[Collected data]

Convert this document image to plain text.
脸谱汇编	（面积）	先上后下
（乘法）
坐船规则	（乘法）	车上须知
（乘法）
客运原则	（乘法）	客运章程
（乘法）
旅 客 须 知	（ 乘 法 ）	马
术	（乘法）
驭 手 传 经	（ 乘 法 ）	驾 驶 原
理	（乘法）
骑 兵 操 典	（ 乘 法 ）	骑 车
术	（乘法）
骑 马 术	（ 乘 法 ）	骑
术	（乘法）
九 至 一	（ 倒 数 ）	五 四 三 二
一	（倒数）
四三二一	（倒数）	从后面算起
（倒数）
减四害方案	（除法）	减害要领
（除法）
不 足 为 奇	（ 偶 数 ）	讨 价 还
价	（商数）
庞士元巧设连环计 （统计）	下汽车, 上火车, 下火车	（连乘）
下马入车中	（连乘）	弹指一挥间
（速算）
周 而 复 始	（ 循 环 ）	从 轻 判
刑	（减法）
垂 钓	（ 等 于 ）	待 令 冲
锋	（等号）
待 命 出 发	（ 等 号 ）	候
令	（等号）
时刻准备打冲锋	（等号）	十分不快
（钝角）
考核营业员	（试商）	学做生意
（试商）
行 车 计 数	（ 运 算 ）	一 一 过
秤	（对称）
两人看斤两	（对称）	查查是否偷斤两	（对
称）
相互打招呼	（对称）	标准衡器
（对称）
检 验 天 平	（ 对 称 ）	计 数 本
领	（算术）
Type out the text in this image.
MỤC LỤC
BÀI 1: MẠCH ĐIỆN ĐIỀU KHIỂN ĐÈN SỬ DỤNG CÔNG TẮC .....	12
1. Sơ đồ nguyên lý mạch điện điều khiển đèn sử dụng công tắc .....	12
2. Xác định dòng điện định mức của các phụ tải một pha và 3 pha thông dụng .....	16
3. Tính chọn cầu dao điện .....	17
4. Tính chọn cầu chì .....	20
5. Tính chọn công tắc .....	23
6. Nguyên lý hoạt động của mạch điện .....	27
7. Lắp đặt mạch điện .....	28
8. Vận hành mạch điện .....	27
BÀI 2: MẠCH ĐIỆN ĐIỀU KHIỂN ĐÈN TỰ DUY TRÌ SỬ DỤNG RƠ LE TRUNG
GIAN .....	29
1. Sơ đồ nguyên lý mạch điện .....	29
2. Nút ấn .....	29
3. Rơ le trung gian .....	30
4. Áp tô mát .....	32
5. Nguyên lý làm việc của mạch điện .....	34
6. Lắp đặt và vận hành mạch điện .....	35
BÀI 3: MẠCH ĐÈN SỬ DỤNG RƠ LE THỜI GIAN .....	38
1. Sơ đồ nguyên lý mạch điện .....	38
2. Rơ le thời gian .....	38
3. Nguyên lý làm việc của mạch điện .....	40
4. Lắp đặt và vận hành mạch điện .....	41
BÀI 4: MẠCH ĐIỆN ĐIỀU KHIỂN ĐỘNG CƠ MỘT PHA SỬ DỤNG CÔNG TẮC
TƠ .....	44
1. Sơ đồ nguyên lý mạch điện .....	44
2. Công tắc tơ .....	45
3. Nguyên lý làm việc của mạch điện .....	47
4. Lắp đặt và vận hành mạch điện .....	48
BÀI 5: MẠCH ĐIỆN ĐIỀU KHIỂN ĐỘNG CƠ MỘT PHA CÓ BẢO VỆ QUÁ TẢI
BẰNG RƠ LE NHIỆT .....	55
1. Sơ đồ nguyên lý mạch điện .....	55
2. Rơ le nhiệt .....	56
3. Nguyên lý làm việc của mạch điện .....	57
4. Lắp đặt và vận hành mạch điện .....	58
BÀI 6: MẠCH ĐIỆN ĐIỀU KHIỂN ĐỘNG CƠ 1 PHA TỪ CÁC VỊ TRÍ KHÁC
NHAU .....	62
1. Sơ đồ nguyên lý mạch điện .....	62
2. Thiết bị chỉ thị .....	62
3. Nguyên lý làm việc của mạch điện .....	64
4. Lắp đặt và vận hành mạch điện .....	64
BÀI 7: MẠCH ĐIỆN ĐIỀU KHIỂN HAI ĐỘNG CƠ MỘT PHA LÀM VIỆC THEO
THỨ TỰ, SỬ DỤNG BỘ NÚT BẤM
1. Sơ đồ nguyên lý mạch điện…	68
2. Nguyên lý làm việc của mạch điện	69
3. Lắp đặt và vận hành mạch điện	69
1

◆ Do this
Return the listing above word for word.

◆ Response to this task
Convert this document image to plain text.
脸谱汇编	（面积）	先上后下
（乘法）
坐船规则	（乘法）	车上须知
（乘法）
客运原则	（乘法）	客运章程
（乘法）
旅 客 须 知	（ 乘 法 ）	马
术	（乘法）
驭 手 传 经	（ 乘 法 ）	驾 驶 原
理	（乘法）
骑 兵 操 典	（ 乘 法 ）	骑 车
术	（乘法）
骑 马 术	（ 乘 法 ）	骑
术	（乘法）
九 至 一	（ 倒 数 ）	五 四 三 二
一	（倒数）
四三二一	（倒数）	从后面算起
（倒数）
减四害方案	（除法）	减害要领
（除法）
不 足 为 奇	（ 偶 数 ）	讨 价 还
价	（商数）
庞士元巧设连环计 （统计）	下汽车, 上火车, 下火车	（连乘）
下马入车中	（连乘）	弹指一挥间
（速算）
周 而 复 始	（ 循 环 ）	从 轻 判
刑	（减法）
垂 钓	（ 等 于 ）	待 令 冲
锋	（等号）
待 命 出 发	（ 等 号 ）	候
令	（等号）
时刻准备打冲锋	（等号）	十分不快
（钝角）
考核营业员	（试商）	学做生意
（试商）
行 车 计 数	（ 运 算 ）	一 一 过
秤	（对称）
两人看斤两	（对称）	查查是否偷斤两	（对
称）
相互打招呼	（对称）	标准衡器
（对称）
检 验 天 平	（ 对 称 ）	计 数 本
领	（算术）
Type out the text in this image.
MỤC LỤC
BÀI 1: MẠCH ĐIỆN ĐIỀU KHIỂN ĐÈN SỬ DỤNG CÔNG TẮC .....	12
1. Sơ đồ nguyên lý mạch điện điều khiển đèn sử dụng công tắc .....	12
2. Xác định dòng điện định mức của các phụ tải một pha và 3 pha thông dụng .....	16
3. Tính chọn cầu dao điện .....	17
4. Tính chọn cầu chì .....	20
5. Tính chọn công tắc .....	23
6. Nguyên lý hoạt động của mạch điện .....	27
7. Lắp đặt mạch điện .....	28
8. Vận hành mạch điện .....	27
BÀI 2: MẠCH ĐIỆN ĐIỀU KHIỂN ĐÈN TỰ DUY TRÌ SỬ DỤNG RƠ LE TRUNG
GIAN .....	29
1. Sơ đồ nguyên lý mạch điện .....	29
2. Nút ấn .....	29
3. Rơ le trung gian .....	30
4. Áp tô mát .....	32
5. Nguyên lý làm việc của mạch điện .....	34
6. Lắp đặt và vận hành mạch điện .....	35
BÀI 3: MẠCH ĐÈN SỬ DỤNG RƠ LE THỜI GIAN .....	38
1. Sơ đồ nguyên lý mạch điện .....	38
2. Rơ le thời gian .....	38
3. Nguyên lý làm việc của mạch điện .....	40
4. Lắp đặt và vận hành mạch điện .....	41
BÀI 4: MẠCH ĐIỆN ĐIỀU KHIỂN ĐỘNG CƠ MỘT PHA SỬ DỤNG CÔNG TẮC
TƠ .....	44
1. Sơ đồ nguyên lý mạch điện .....	44
2. Công tắc tơ .....	45
3. Nguyên lý làm việc của mạch điện .....	47
4. Lắp đặt và vận hành mạch điện .....	48
BÀI 5: MẠCH ĐIỆN ĐIỀU KHIỂN ĐỘNG CƠ MỘT PHA CÓ BẢO VỆ QUÁ TẢI
BẰNG RƠ LE NHIỆT .....	55
1. Sơ đồ nguyên lý mạch điện .....	55
2. Rơ le nhiệt .....	56
3. Nguyên lý làm việc của mạch điện .....	57
4. Lắp đặt và vận hành mạch điện .....	58
BÀI 6: MẠCH ĐIỆN ĐIỀU KHIỂN ĐỘNG CƠ 1 PHA TỪ CÁC VỊ TRÍ KHÁC
NHAU .....	62
1. Sơ đồ nguyên lý mạch điện .....	62
2. Thiết bị chỉ thị .....	62
3. Nguyên lý làm việc của mạch điện .....	64
4. Lắp đặt và vận hành mạch điện .....	64
BÀI 7: MẠCH ĐIỆN ĐIỀU KHIỂN HAI ĐỘNG CƠ MỘT PHA LÀM VIỆC THEO
THỨ TỰ, SỬ DỤNG BỘ NÚT BẤM
1. Sơ đồ nguyên lý mạch điện…	68
2. Nguyên lý làm việc của mạch điện	69
3. Lắp đặt và vận hành mạch điện	69
1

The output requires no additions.